Page -
══════════
Intel’s suit said that its own staff who subsequently negotiated with Gupta at Microsoft became suspicious he had stolen documents from Chipzilla. The chip giant’s investigations, we're told, yielded evidence about both external drives being used to store sensitive files, and Intel asked Gupta to hand over the first one. He said he could not find it, and had never connected it to an Intel-owned PC.

By this time Intel had asked Microsoft for help. The Windows giant, we're told, discovered the first drive had been used within its walls, including on Gupta’s Microsoft-issued PC.

The suit alleged that one of the files from the disk was also found on that Microsoft PC’s hard drive. Gupta said he gave away the second drive and does not know where it might be found. It has never been recovered. And the second drive is even scarier, because it contains documents including “highly sensitive product specifications for customized Xeon processors.”
══════════
Data shown -
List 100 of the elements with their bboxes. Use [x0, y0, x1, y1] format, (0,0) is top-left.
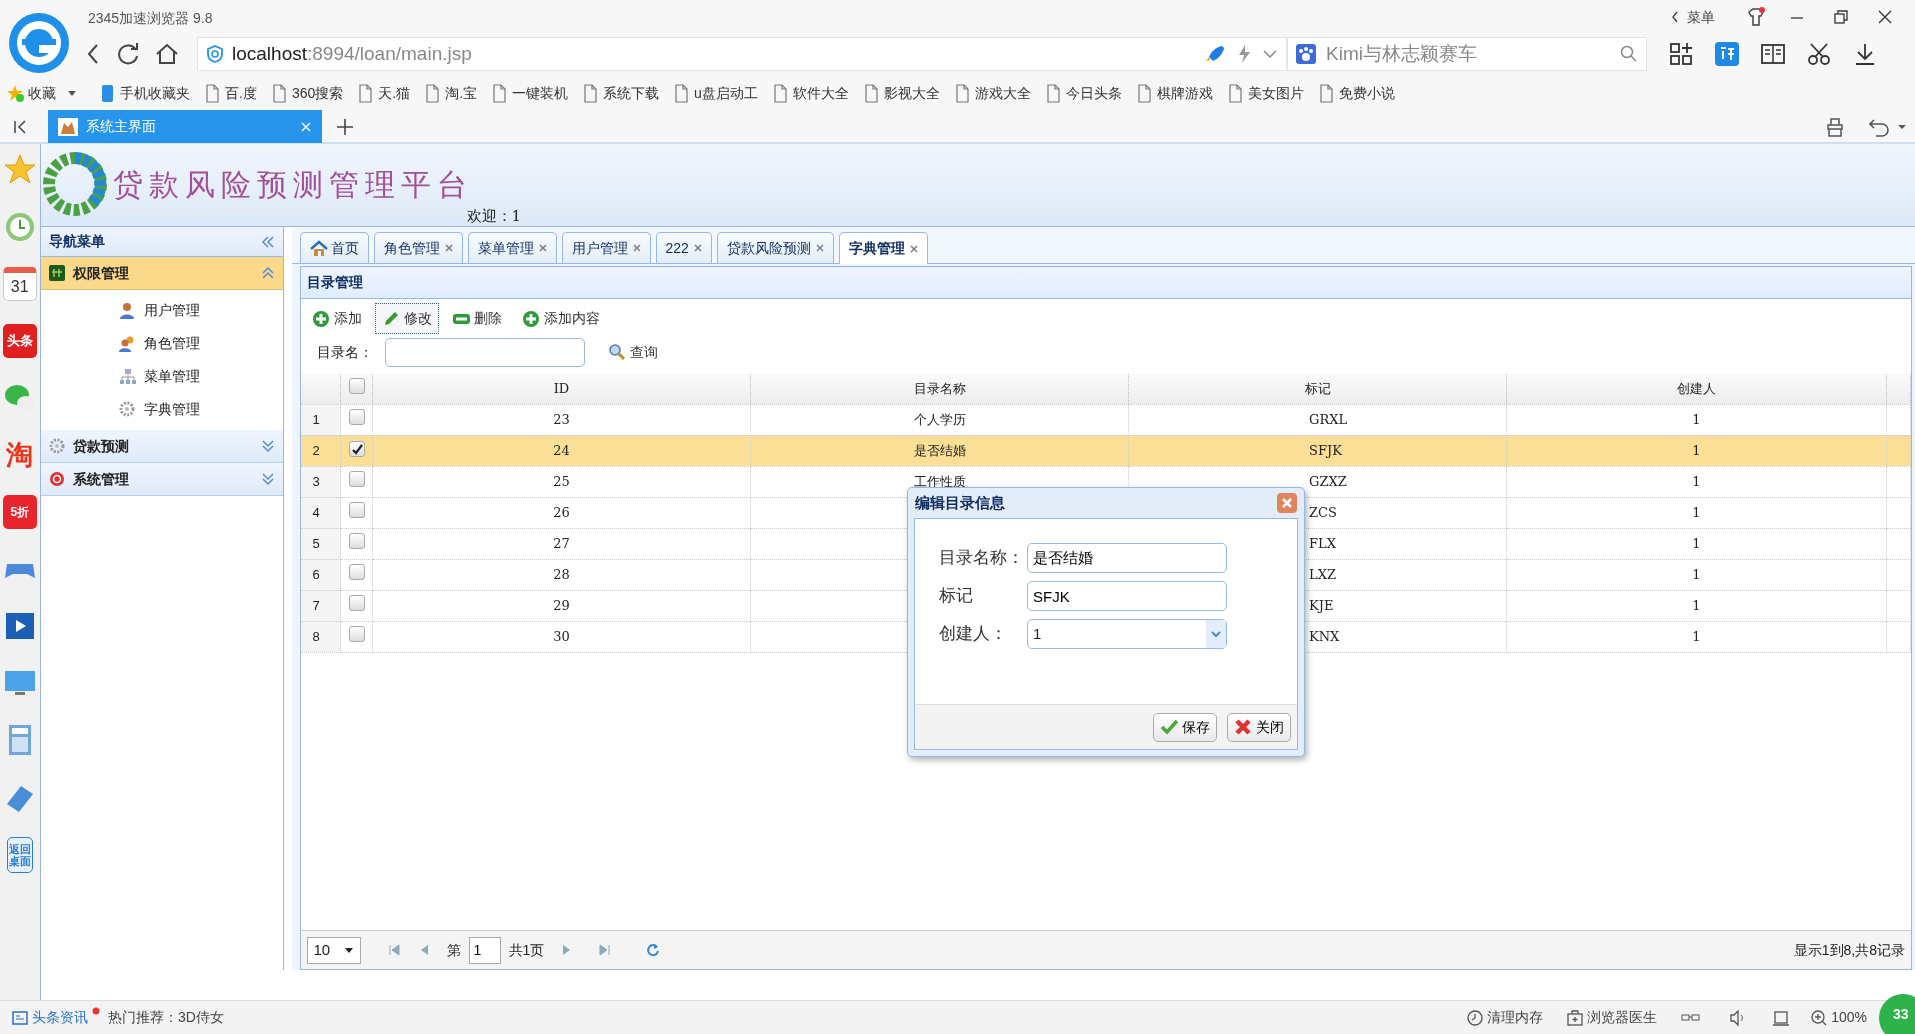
══════════
Exercise set -
1 - In the Intel lawsuit passage, what did Gupta say he did with the second drive?
2 - Please echo the Intel lawsuit passage starting with "By this time" and going on through "Gupta’s Microsoft-issued PC.".
The lines aren't needed here.

Correct answers -
1 - He said he gave it away and does not know where it might be found.

2 -
By this time Intel had asked Microsoft for help. The Windows giant, we're told, discovered the first drive had been used within its walls, including on Gupta’s Microsoft-issued PC.